* Goal of the exercise:
Scan the data. Collect each line that contains the word "Period".

* Start Source data *

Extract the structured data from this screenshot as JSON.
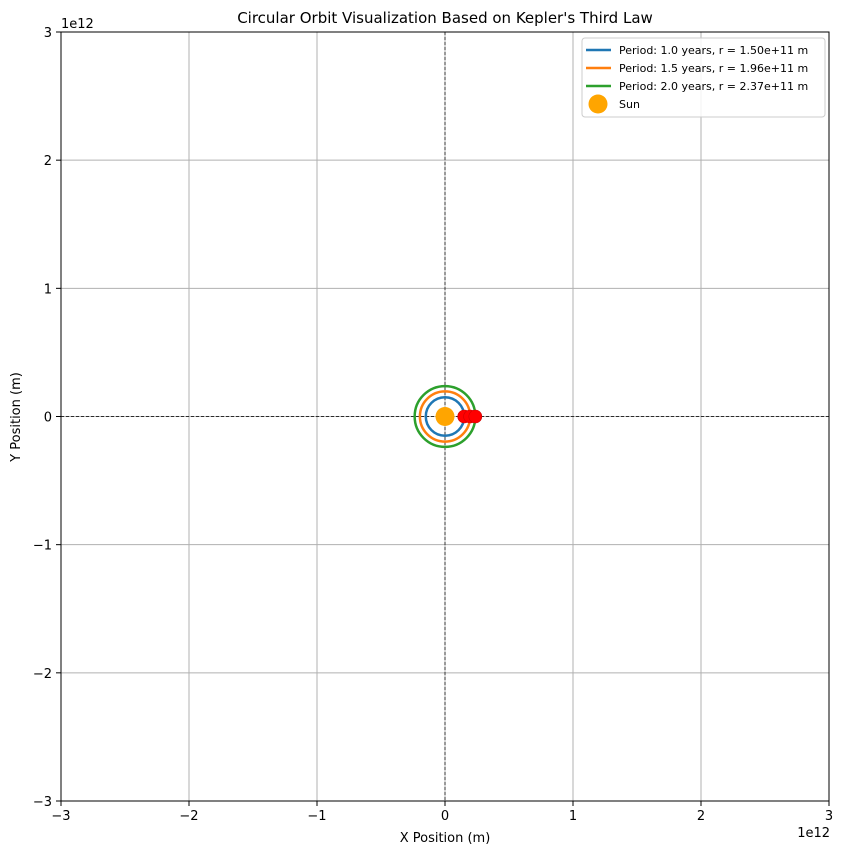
{
  "chart_data": {
    "type": "line",
    "title": "Circular Orbit Visualization Based on Kepler's Third Law",
    "xlabel": "X Position (m)",
    "ylabel": "Y Position (m)",
    "xlim": [
      -3000000000000.0,
      3000000000000.0
    ],
    "ylim": [
      -3000000000000.0,
      3000000000000.0
    ],
    "x_offset_text": "1e12",
    "y_offset_text": "1e12",
    "xticks": [
      -3000000000000.0,
      -2000000000000.0,
      -1000000000000.0,
      0,
      1000000000000.0,
      2000000000000.0,
      3000000000000.0
    ],
    "yticks": [
      -3000000000000.0,
      -2000000000000.0,
      -1000000000000.0,
      0,
      1000000000000.0,
      2000000000000.0,
      3000000000000.0
    ],
    "xtick_labels": [
      "−3",
      "−2",
      "−1",
      "0",
      "1",
      "2",
      "3"
    ],
    "ytick_labels": [
      "−3",
      "−2",
      "−1",
      "0",
      "1",
      "2",
      "3"
    ],
    "grid": true,
    "reference_lines": {
      "x": 0,
      "y": 0,
      "style": "dashed",
      "color": "#000000"
    },
    "legend_position": "top-right",
    "series": [
      {
        "name": "Period: 1.0 years, r = 1.50e+11 m",
        "shape": "circle",
        "radius": 150000000000.0,
        "center": [
          0,
          0
        ],
        "color": "#1f77b4"
      },
      {
        "name": "Period: 1.5 years, r = 1.96e+11 m",
        "shape": "circle",
        "radius": 196000000000.0,
        "center": [
          0,
          0
        ],
        "color": "#ff7f0e"
      },
      {
        "name": "Period: 2.0 years, r = 2.37e+11 m",
        "shape": "circle",
        "radius": 237000000000.0,
        "center": [
          0,
          0
        ],
        "color": "#2ca02c"
      }
    ],
    "sun": {
      "name": "Sun",
      "x": 0,
      "y": 0,
      "color": "#ffa500"
    },
    "planets": [
      {
        "x": 150000000000.0,
        "y": 0,
        "color": "#ff0000"
      },
      {
        "x": 196000000000.0,
        "y": 0,
        "color": "#ff0000"
      },
      {
        "x": 237000000000.0,
        "y": 0,
        "color": "#ff0000"
      }
    ],
    "colors": {
      "grid": "#b0b0b0",
      "axes": "#000000",
      "planet_edge": "#cc0000"
    }
  }
}
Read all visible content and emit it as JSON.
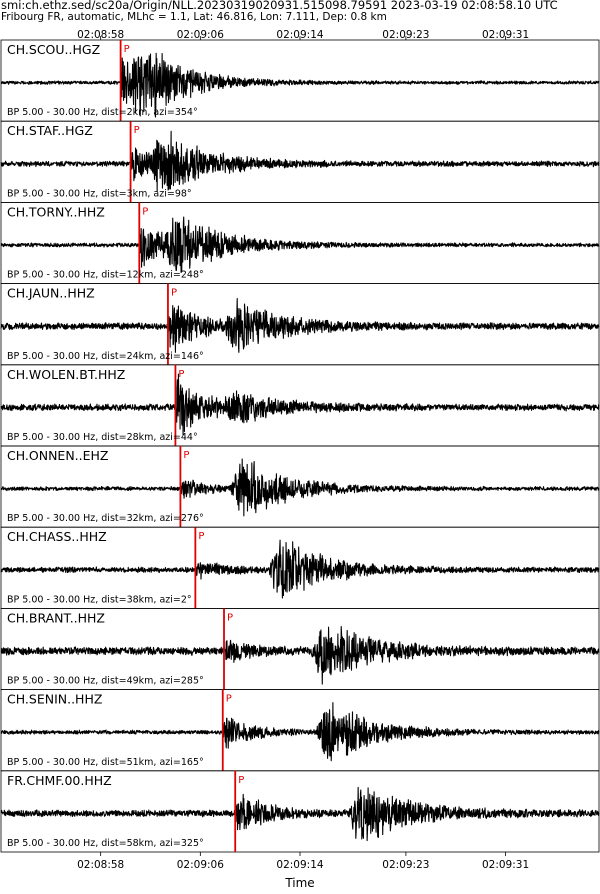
{
  "header": {
    "title": "smi:ch.ethz.sed/sc20a/Origin/NLL.20230319020931.515098.79591 2023-03-19 02:08:58.10 UTC",
    "subtitle": "Fribourg FR, automatic, MLhc = 1.1, Lat: 46.816, Lon: 7.111, Dep: 0.8 km"
  },
  "chart_data": {
    "type": "line",
    "xlabel": "Time",
    "x_ticks": [
      "02:08:58",
      "02:09:06",
      "02:09:14",
      "02:09:23",
      "02:09:31"
    ],
    "x_range_seconds": [
      -8,
      40
    ],
    "x_tick_seconds": [
      0,
      8,
      16,
      24.5,
      32.5
    ],
    "pick_label": "P",
    "pick_color": "#e00000",
    "trace_color": "#000000",
    "traces": [
      {
        "station": "CH.SCOU..HGZ",
        "filter": "BP 5.00 - 30.00 Hz, dist=2km, azi=354°",
        "p_time": 1.6,
        "s_time": 2.9,
        "amp_p": 0.9,
        "amp_s": 1.0,
        "noise": 0.05
      },
      {
        "station": "CH.STAF..HGZ",
        "filter": "BP 5.00 - 30.00 Hz, dist=3km, azi=98°",
        "p_time": 2.4,
        "s_time": 4.5,
        "amp_p": 0.55,
        "amp_s": 1.0,
        "noise": 0.08
      },
      {
        "station": "CH.TORNY..HHZ",
        "filter": "BP 5.00 - 30.00 Hz, dist=12km, azi=248°",
        "p_time": 3.1,
        "s_time": 5.7,
        "amp_p": 0.8,
        "amp_s": 1.0,
        "noise": 0.06
      },
      {
        "station": "CH.JAUN..HHZ",
        "filter": "BP 5.00 - 30.00 Hz, dist=24km, azi=146°",
        "p_time": 5.4,
        "s_time": 10.6,
        "amp_p": 0.9,
        "amp_s": 0.75,
        "noise": 0.1
      },
      {
        "station": "CH.WOLEN.BT.HHZ",
        "filter": "BP 5.00 - 30.00 Hz, dist=28km, azi=44°",
        "p_time": 6.0,
        "s_time": 10.5,
        "amp_p": 1.0,
        "amp_s": 0.45,
        "noise": 0.1
      },
      {
        "station": "CH.ONNEN..EHZ",
        "filter": "BP 5.00 - 30.00 Hz, dist=32km, azi=276°",
        "p_time": 6.4,
        "s_time": 11.0,
        "amp_p": 0.3,
        "amp_s": 1.0,
        "noise": 0.06
      },
      {
        "station": "CH.CHASS..HHZ",
        "filter": "BP 5.00 - 30.00 Hz, dist=38km, azi=2°",
        "p_time": 7.6,
        "s_time": 14.0,
        "amp_p": 0.25,
        "amp_s": 1.0,
        "noise": 0.08
      },
      {
        "station": "CH.BRANT..HHZ",
        "filter": "BP 5.00 - 30.00 Hz, dist=49km, azi=285°",
        "p_time": 9.9,
        "s_time": 17.5,
        "amp_p": 0.35,
        "amp_s": 1.0,
        "noise": 0.12
      },
      {
        "station": "CH.SENIN..HHZ",
        "filter": "BP 5.00 - 30.00 Hz, dist=51km, azi=165°",
        "p_time": 9.8,
        "s_time": 17.9,
        "amp_p": 0.55,
        "amp_s": 1.0,
        "noise": 0.06
      },
      {
        "station": "FR.CHMF.00.HHZ",
        "filter": "BP 5.00 - 30.00 Hz, dist=58km, azi=325°",
        "p_time": 10.8,
        "s_time": 20.5,
        "amp_p": 0.7,
        "amp_s": 1.0,
        "noise": 0.1
      }
    ]
  }
}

* End Source data *

* The response:
        "name": "Period: 1.0 years, r = 1.50e+11 m",
        "name": "Period: 1.5 years, r = 1.96e+11 m",
        "name": "Period: 2.0 years, r = 2.37e+11 m",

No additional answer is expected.